- _SUPPLIED RECORDS_
--- start ---

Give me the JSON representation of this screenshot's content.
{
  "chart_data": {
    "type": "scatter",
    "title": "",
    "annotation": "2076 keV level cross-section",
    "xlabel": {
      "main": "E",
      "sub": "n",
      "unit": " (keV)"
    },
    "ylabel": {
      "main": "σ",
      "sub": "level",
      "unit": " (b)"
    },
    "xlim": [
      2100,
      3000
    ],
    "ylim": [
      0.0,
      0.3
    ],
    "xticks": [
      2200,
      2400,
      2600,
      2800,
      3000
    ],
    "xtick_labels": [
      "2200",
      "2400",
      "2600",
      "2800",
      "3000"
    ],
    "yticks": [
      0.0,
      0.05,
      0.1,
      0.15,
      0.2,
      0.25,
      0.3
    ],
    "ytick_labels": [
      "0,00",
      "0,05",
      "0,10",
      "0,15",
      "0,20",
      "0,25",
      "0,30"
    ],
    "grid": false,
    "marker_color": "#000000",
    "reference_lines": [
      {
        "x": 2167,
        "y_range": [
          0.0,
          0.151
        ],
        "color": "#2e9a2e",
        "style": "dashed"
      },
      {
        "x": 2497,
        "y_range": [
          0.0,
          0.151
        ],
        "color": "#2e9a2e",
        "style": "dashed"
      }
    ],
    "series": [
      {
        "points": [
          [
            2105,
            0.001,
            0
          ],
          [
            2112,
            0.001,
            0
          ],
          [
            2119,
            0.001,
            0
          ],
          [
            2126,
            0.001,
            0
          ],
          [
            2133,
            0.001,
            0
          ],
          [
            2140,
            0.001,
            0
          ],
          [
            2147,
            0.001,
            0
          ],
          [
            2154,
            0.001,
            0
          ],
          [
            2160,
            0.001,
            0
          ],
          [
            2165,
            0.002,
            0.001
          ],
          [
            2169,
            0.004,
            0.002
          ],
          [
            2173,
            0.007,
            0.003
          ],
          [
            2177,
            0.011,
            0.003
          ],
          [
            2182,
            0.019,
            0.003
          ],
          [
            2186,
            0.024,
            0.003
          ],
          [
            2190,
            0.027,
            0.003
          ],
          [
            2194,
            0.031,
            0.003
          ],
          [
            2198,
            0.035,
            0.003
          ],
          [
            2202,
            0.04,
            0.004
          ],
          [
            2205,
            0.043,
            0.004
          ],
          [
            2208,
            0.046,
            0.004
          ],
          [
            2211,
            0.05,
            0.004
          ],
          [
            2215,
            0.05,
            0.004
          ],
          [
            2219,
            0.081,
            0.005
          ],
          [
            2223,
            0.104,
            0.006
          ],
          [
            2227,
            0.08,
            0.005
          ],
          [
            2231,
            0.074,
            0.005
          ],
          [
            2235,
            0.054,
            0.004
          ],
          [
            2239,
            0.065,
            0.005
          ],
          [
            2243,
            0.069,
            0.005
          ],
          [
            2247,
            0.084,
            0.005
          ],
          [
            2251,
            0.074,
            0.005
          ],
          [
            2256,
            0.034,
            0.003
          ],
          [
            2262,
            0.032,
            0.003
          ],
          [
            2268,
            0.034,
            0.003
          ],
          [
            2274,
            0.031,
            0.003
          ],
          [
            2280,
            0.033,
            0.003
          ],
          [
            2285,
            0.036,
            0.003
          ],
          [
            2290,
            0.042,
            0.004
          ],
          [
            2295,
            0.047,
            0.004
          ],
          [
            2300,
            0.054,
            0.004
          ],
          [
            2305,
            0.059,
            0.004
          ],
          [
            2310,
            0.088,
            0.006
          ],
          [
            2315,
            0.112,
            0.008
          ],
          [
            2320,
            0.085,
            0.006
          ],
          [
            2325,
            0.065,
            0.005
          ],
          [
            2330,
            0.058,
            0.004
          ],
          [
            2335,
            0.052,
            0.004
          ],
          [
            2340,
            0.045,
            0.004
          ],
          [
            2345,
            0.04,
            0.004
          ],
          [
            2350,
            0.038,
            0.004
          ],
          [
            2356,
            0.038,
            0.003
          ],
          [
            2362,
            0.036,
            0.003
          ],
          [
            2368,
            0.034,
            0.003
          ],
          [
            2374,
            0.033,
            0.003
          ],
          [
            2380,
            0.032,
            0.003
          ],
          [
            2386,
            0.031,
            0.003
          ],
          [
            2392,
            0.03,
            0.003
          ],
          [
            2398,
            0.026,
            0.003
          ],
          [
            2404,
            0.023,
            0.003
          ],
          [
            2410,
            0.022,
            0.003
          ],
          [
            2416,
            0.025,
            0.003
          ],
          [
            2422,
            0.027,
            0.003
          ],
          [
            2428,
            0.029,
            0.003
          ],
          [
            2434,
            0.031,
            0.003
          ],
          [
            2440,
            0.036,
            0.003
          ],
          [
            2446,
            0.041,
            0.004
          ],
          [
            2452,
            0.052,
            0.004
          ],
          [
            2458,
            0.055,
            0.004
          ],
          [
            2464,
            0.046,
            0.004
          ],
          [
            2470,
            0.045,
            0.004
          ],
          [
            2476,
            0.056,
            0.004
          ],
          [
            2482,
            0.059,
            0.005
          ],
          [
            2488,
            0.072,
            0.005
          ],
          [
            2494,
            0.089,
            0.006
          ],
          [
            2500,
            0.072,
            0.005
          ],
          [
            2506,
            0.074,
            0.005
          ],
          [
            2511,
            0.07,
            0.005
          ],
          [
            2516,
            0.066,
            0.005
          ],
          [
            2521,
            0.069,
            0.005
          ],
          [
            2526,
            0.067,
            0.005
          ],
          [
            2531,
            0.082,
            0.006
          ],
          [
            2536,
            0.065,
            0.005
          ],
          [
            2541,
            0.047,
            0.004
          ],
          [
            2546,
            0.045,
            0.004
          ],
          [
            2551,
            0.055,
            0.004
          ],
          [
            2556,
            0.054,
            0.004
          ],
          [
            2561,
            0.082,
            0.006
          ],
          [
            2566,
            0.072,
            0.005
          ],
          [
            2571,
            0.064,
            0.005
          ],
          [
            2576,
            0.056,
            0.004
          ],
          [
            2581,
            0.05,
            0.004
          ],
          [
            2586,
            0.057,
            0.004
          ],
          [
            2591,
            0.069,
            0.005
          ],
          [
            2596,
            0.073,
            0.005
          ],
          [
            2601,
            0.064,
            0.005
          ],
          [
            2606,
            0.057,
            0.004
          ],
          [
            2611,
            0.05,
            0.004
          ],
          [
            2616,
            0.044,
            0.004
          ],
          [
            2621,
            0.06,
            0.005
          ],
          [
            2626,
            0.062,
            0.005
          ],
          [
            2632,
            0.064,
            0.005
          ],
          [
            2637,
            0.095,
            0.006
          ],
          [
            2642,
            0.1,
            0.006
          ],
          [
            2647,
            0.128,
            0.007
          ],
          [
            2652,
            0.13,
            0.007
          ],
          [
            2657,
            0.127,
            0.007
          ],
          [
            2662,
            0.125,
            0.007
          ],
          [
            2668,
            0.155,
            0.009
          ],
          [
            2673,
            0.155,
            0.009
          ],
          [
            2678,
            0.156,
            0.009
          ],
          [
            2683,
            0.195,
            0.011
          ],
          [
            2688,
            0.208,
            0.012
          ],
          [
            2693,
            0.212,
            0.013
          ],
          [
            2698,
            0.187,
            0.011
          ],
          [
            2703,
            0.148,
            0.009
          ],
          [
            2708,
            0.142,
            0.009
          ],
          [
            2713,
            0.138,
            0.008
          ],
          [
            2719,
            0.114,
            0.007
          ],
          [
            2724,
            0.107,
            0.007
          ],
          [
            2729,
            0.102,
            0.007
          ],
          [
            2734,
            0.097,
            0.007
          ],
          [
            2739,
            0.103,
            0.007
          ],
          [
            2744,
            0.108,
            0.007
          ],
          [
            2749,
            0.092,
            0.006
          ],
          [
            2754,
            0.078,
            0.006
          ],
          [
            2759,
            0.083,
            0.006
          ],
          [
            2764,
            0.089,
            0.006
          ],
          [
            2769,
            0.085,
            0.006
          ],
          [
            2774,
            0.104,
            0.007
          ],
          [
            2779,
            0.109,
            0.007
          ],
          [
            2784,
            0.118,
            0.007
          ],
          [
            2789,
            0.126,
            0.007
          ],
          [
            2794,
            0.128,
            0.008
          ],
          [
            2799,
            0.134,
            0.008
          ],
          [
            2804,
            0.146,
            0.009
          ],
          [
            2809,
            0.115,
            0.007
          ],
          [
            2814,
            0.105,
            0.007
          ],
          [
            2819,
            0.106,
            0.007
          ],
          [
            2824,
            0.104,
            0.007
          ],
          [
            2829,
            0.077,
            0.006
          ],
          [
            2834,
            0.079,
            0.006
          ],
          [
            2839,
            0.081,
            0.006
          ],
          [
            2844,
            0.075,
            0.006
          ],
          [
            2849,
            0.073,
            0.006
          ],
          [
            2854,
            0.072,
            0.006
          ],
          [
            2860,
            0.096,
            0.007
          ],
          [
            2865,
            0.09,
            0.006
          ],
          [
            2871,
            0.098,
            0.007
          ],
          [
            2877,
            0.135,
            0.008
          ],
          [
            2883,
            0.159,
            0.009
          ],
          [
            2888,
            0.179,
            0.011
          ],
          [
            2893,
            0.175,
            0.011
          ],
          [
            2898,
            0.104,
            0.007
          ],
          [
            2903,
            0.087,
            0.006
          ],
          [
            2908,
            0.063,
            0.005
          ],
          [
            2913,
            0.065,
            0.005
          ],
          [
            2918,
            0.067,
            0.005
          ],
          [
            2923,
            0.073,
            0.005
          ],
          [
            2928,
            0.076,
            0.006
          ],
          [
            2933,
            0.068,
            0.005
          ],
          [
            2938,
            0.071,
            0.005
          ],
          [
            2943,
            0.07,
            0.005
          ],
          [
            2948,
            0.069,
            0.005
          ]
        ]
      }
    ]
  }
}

--- end ---

Copy all lines above containing the string "level".

- _COMPLETE ANSWER_
    "annotation": "2076 keV level cross-section",
      "sub": "level",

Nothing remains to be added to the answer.